-- start of Data lines --
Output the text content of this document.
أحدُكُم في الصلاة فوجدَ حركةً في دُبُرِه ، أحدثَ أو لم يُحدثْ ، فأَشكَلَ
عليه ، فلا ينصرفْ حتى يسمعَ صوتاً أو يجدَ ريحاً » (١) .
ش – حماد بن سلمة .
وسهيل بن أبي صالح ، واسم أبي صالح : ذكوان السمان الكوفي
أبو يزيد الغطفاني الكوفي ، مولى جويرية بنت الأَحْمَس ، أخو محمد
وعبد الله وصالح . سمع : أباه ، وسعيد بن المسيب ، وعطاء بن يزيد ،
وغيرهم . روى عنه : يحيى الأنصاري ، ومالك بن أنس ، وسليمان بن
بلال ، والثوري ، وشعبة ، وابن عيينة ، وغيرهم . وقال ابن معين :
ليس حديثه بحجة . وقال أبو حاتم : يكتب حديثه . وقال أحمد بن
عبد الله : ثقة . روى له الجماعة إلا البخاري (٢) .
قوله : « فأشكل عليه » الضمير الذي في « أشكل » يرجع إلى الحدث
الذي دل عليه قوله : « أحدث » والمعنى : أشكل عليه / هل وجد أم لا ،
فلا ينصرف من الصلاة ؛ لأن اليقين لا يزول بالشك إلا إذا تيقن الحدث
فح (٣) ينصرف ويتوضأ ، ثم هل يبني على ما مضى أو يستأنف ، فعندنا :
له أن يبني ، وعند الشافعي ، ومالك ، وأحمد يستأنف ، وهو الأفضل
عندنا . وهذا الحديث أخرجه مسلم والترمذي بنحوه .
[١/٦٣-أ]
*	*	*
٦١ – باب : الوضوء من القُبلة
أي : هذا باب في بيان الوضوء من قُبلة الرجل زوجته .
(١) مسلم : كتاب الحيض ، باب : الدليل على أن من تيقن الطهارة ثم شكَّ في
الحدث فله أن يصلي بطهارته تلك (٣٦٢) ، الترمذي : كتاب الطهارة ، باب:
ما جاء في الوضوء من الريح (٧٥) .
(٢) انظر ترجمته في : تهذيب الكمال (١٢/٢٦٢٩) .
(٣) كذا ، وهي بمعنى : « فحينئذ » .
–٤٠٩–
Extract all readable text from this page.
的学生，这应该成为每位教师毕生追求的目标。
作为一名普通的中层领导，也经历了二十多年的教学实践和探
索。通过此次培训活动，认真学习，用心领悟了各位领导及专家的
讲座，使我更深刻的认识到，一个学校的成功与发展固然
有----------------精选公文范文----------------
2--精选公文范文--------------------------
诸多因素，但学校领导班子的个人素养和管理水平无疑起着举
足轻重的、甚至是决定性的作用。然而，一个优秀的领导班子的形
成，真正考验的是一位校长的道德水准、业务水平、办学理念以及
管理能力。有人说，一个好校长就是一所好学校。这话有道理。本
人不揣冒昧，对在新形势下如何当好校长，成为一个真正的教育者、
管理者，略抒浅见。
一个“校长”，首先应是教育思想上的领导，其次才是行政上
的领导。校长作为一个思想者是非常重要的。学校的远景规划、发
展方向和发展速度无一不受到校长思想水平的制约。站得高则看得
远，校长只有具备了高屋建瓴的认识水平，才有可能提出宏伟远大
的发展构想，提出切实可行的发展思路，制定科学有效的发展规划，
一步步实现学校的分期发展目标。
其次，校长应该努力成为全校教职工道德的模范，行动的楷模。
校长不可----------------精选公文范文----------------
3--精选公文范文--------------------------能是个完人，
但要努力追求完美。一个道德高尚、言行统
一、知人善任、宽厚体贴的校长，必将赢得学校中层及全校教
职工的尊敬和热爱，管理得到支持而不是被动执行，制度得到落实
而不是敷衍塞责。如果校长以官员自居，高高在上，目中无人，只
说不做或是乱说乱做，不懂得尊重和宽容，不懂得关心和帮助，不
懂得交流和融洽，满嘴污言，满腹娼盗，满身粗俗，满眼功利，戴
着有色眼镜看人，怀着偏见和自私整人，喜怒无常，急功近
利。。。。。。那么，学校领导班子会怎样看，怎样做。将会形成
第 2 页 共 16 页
-- end of Data lines --
_What the task asks_
All records above must be set down exactly, please.

_Answer for this exercise_
Output the text content of this document.
أحدُكُم في الصلاة فوجدَ حركةً في دُبُرِه ، أحدثَ أو لم يُحدثْ ، فأَشكَلَ
عليه ، فلا ينصرفْ حتى يسمعَ صوتاً أو يجدَ ريحاً » (١) .
ش – حماد بن سلمة .
وسهيل بن أبي صالح ، واسم أبي صالح : ذكوان السمان الكوفي
أبو يزيد الغطفاني الكوفي ، مولى جويرية بنت الأَحْمَس ، أخو محمد
وعبد الله وصالح . سمع : أباه ، وسعيد بن المسيب ، وعطاء بن يزيد ،
وغيرهم . روى عنه : يحيى الأنصاري ، ومالك بن أنس ، وسليمان بن
بلال ، والثوري ، وشعبة ، وابن عيينة ، وغيرهم . وقال ابن معين :
ليس حديثه بحجة . وقال أبو حاتم : يكتب حديثه . وقال أحمد بن
عبد الله : ثقة . روى له الجماعة إلا البخاري (٢) .
قوله : « فأشكل عليه » الضمير الذي في « أشكل » يرجع إلى الحدث
الذي دل عليه قوله : « أحدث » والمعنى : أشكل عليه / هل وجد أم لا ،
فلا ينصرف من الصلاة ؛ لأن اليقين لا يزول بالشك إلا إذا تيقن الحدث
فح (٣) ينصرف ويتوضأ ، ثم هل يبني على ما مضى أو يستأنف ، فعندنا :
له أن يبني ، وعند الشافعي ، ومالك ، وأحمد يستأنف ، وهو الأفضل
عندنا . وهذا الحديث أخرجه مسلم والترمذي بنحوه .
[١/٦٣-أ]
*	*	*
٦١ – باب : الوضوء من القُبلة
أي : هذا باب في بيان الوضوء من قُبلة الرجل زوجته .
(١) مسلم : كتاب الحيض ، باب : الدليل على أن من تيقن الطهارة ثم شكَّ في
الحدث فله أن يصلي بطهارته تلك (٣٦٢) ، الترمذي : كتاب الطهارة ، باب:
ما جاء في الوضوء من الريح (٧٥) .
(٢) انظر ترجمته في : تهذيب الكمال (١٢/٢٦٢٩) .
(٣) كذا ، وهي بمعنى : « فحينئذ » .
–٤٠٩–
Extract all readable text from this page.
的学生，这应该成为每位教师毕生追求的目标。
作为一名普通的中层领导，也经历了二十多年的教学实践和探
索。通过此次培训活动，认真学习，用心领悟了各位领导及专家的
讲座，使我更深刻的认识到，一个学校的成功与发展固然
有----------------精选公文范文----------------
2--精选公文范文--------------------------
诸多因素，但学校领导班子的个人素养和管理水平无疑起着举
足轻重的、甚至是决定性的作用。然而，一个优秀的领导班子的形
成，真正考验的是一位校长的道德水准、业务水平、办学理念以及
管理能力。有人说，一个好校长就是一所好学校。这话有道理。本
人不揣冒昧，对在新形势下如何当好校长，成为一个真正的教育者、
管理者，略抒浅见。
一个“校长”，首先应是教育思想上的领导，其次才是行政上
的领导。校长作为一个思想者是非常重要的。学校的远景规划、发
展方向和发展速度无一不受到校长思想水平的制约。站得高则看得
远，校长只有具备了高屋建瓴的认识水平，才有可能提出宏伟远大
的发展构想，提出切实可行的发展思路，制定科学有效的发展规划，
一步步实现学校的分期发展目标。
其次，校长应该努力成为全校教职工道德的模范，行动的楷模。
校长不可----------------精选公文范文----------------
3--精选公文范文--------------------------能是个完人，
但要努力追求完美。一个道德高尚、言行统
一、知人善任、宽厚体贴的校长，必将赢得学校中层及全校教
职工的尊敬和热爱，管理得到支持而不是被动执行，制度得到落实
而不是敷衍塞责。如果校长以官员自居，高高在上，目中无人，只
说不做或是乱说乱做，不懂得尊重和宽容，不懂得关心和帮助，不
懂得交流和融洽，满嘴污言，满腹娼盗，满身粗俗，满眼功利，戴
着有色眼镜看人，怀着偏见和自私整人，喜怒无常，急功近
利。。。。。。那么，学校领导班子会怎样看，怎样做。将会形成
第 2 页 共 16 页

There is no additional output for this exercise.